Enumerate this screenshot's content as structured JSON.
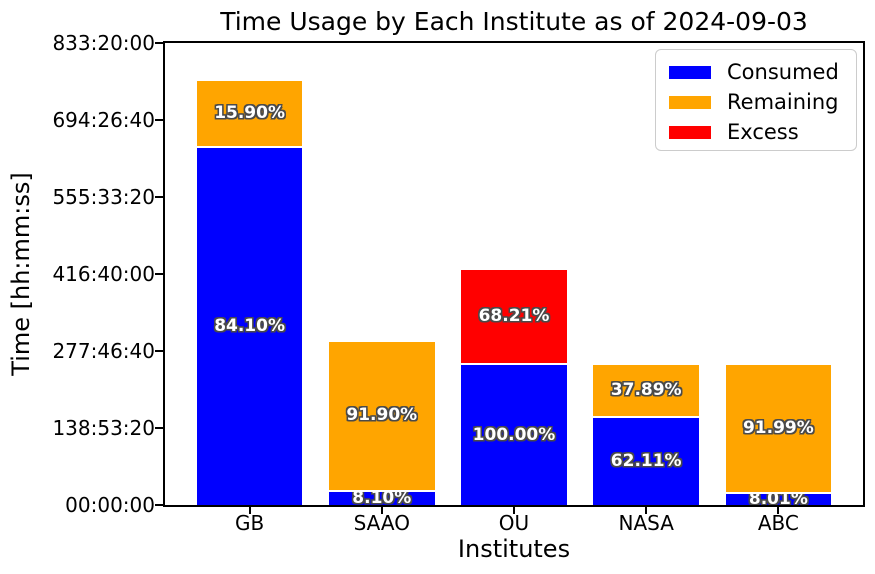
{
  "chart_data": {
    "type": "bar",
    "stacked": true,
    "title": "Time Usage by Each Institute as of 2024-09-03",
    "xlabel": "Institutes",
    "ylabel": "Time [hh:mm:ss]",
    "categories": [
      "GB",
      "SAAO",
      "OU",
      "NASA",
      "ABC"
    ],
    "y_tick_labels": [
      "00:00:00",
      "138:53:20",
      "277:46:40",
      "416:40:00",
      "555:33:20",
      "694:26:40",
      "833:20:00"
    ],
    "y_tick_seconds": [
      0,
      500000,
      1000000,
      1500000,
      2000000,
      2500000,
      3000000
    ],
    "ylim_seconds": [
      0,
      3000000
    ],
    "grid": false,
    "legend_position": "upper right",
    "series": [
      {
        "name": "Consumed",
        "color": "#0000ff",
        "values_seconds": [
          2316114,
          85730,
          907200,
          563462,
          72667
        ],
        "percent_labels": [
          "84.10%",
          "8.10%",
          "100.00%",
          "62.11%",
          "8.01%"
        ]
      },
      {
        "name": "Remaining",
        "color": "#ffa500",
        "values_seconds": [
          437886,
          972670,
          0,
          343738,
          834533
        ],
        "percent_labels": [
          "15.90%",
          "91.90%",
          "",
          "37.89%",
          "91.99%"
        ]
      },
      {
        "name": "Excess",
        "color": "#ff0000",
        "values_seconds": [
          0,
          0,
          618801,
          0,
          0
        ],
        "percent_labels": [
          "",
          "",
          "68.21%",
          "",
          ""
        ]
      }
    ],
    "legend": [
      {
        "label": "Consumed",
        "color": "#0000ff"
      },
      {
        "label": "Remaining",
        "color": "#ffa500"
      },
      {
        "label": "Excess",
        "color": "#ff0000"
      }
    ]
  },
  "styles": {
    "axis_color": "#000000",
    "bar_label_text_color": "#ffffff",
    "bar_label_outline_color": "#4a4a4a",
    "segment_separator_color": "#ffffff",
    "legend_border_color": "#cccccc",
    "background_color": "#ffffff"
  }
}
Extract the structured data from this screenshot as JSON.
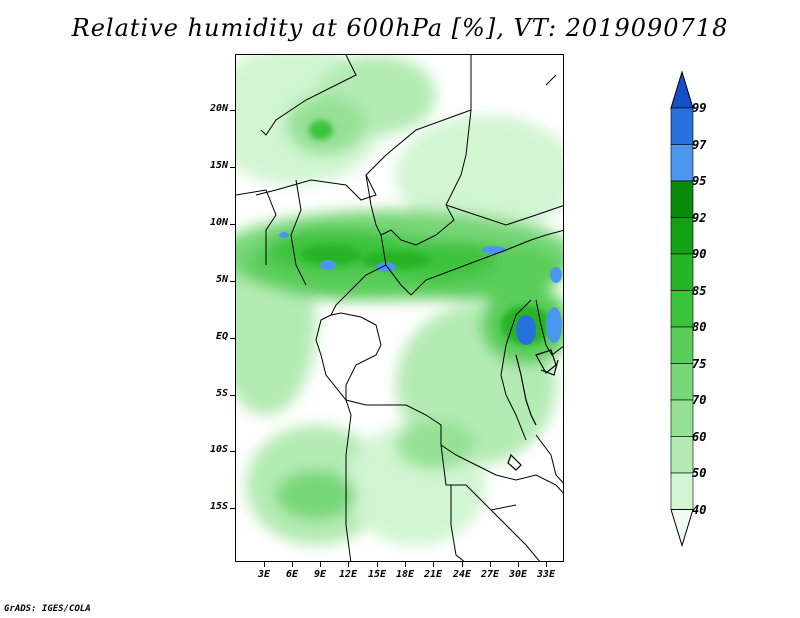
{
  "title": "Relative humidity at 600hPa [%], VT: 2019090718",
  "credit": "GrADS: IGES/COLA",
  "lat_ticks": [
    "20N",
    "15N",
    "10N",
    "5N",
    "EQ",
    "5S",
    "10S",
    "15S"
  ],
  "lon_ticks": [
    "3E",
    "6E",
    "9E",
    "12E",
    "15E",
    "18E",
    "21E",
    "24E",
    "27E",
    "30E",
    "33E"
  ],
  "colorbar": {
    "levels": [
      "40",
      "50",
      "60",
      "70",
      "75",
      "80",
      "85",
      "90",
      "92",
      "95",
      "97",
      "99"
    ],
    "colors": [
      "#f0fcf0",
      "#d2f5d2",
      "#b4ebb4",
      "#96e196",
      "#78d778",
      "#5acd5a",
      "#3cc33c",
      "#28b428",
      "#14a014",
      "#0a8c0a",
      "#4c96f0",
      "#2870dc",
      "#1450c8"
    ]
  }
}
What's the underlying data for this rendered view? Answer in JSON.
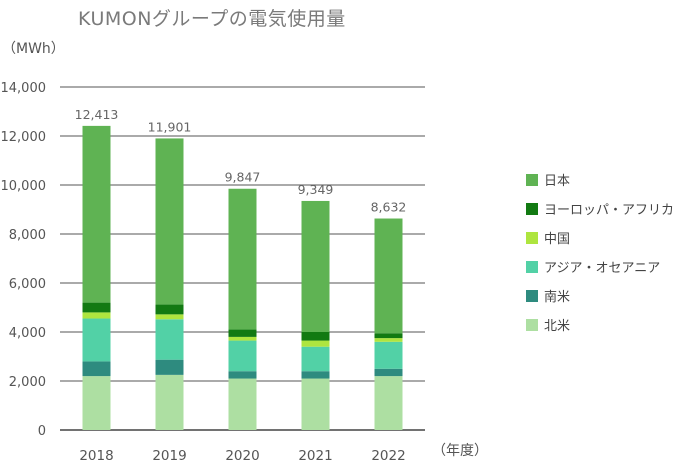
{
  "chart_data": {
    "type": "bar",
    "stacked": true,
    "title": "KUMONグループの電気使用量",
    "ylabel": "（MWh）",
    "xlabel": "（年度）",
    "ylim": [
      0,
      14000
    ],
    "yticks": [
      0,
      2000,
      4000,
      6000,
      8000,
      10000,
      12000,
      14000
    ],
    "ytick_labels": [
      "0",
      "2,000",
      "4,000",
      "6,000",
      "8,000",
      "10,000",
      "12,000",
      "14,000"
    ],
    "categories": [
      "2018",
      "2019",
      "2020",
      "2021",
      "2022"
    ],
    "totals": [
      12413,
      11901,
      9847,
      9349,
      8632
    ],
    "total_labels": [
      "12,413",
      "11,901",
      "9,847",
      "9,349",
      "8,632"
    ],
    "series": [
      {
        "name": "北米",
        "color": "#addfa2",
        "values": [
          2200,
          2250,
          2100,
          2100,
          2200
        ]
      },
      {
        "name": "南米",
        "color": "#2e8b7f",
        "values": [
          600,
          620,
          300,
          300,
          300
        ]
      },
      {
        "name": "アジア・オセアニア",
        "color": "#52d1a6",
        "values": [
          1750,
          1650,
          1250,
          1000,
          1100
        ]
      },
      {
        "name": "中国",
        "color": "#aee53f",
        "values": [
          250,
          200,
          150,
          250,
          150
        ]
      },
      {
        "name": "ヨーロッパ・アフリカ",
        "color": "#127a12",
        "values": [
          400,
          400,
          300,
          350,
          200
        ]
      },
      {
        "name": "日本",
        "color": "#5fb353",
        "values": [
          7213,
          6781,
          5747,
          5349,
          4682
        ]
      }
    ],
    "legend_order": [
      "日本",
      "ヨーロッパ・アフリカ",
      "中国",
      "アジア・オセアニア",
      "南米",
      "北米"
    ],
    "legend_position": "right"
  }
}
+ + + + + + +
#### The exercise:
Reproduce every line of the listing above in which the string "screenshot" appears.

#### Task answer:
Enumerate this screenshot's content as structured JSON.
Extract the structured data from this screenshot as JSON.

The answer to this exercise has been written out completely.